▸ **PROMPT**
Convert the lines of the records below into a Markdown table with two columns, Row and Line, numbering each line in order and leaving out any blank lines.

[Bounding box annotations]
/---

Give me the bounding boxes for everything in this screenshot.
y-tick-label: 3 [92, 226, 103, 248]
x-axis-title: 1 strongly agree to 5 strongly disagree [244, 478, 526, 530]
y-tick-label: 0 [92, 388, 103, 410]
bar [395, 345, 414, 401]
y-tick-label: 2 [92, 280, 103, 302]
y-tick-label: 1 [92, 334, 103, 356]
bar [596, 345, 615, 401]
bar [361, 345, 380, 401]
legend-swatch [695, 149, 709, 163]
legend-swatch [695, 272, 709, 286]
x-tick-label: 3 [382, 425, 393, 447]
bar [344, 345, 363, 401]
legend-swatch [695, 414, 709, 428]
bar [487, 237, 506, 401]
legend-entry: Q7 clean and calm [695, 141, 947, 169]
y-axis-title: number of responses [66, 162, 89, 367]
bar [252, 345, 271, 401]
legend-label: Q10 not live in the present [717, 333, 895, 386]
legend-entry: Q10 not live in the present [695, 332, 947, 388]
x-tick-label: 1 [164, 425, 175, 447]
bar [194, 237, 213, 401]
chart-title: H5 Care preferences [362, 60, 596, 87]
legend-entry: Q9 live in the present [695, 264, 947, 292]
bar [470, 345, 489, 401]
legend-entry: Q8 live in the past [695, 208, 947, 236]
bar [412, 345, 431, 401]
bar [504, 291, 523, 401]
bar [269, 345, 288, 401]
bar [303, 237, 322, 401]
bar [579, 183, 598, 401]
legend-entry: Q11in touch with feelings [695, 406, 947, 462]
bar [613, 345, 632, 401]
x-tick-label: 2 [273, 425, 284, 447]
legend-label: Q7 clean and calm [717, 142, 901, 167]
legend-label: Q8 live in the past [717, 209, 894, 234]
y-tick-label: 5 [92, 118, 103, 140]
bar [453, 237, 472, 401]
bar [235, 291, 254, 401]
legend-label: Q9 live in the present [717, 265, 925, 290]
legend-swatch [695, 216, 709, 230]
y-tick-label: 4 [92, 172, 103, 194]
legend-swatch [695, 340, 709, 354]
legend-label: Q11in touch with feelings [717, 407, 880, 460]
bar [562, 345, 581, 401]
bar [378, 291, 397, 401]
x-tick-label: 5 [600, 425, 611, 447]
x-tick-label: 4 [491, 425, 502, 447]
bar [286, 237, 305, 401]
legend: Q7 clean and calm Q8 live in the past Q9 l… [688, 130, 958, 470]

\---

▸ **CORRECT RESPONSE**
| Row | Line |
|---|---|
| 1 | Give me the bounding boxes for everything in this screenshot. |
| 2 | y-tick-label: 3 [92, 226, 103, 248] |
| 3 | x-axis-title: 1 strongly agree to 5 strongly disagree [244, 478, 526, 530] |
| 4 | y-tick-label: 0 [92, 388, 103, 410] |
| 5 | bar [395, 345, 414, 401] |
| 6 | y-tick-label: 2 [92, 280, 103, 302] |
| 7 | y-tick-label: 1 [92, 334, 103, 356] |
| 8 | bar [596, 345, 615, 401] |
| 9 | bar [361, 345, 380, 401] |
| 10 | legend-swatch [695, 149, 709, 163] |
| 11 | legend-swatch [695, 272, 709, 286] |
| 12 | x-tick-label: 3 [382, 425, 393, 447] |
| 13 | bar [344, 345, 363, 401] |
| 14 | legend-swatch [695, 414, 709, 428] |
| 15 | bar [487, 237, 506, 401] |
| 16 | legend-entry: Q7 clean and calm [695, 141, 947, 169] |
| 17 | y-axis-title: number of responses [66, 162, 89, 367] |
| 18 | bar [252, 345, 271, 401] |
| 19 | legend-label: Q10 not live in the present [717, 333, 895, 386] |
| 20 | legend-entry: Q10 not live in the present [695, 332, 947, 388] |
| 21 | x-tick-label: 1 [164, 425, 175, 447] |
| 22 | bar [194, 237, 213, 401] |
| 23 | chart-title: H5 Care preferences [362, 60, 596, 87] |
| 24 | legend-entry: Q9 live in the present [695, 264, 947, 292] |
| 25 | bar [470, 345, 489, 401] |
| 26 | legend-entry: Q8 live in the past [695, 208, 947, 236] |
| 27 | bar [412, 345, 431, 401] |
| 28 | bar [504, 291, 523, 401] |
| 29 | bar [269, 345, 288, 401] |
| 30 | bar [303, 237, 322, 401] |
| 31 | bar [579, 183, 598, 401] |
| 32 | legend-entry: Q11in touch with feelings [695, 406, 947, 462] |
| 33 | bar [613, 345, 632, 401] |
| 34 | x-tick-label: 2 [273, 425, 284, 447] |
| 35 | legend-label: Q7 clean and calm [717, 142, 901, 167] |
| 36 | legend-label: Q8 live in the past [717, 209, 894, 234] |
| 37 | y-tick-label: 5 [92, 118, 103, 140] |
| 38 | bar [453, 237, 472, 401] |
| 39 | bar [235, 291, 254, 401] |
| 40 | legend-label: Q9 live in the present [717, 265, 925, 290] |
| 41 | legend-swatch [695, 216, 709, 230] |
| 42 | y-tick-label: 4 [92, 172, 103, 194] |
| 43 | legend-swatch [695, 340, 709, 354] |
| 44 | legend-label: Q11in touch with feelings [717, 407, 880, 460] |
| 45 | bar [562, 345, 581, 401] |
| 46 | bar [378, 291, 397, 401] |
| 47 | x-tick-label: 5 [600, 425, 611, 447] |
| 48 | x-tick-label: 4 [491, 425, 502, 447] |
| 49 | bar [286, 237, 305, 401] |
| 50 | legend: Q7 clean and calm Q8 live in the past Q9 l… [688, 130, 958, 470] |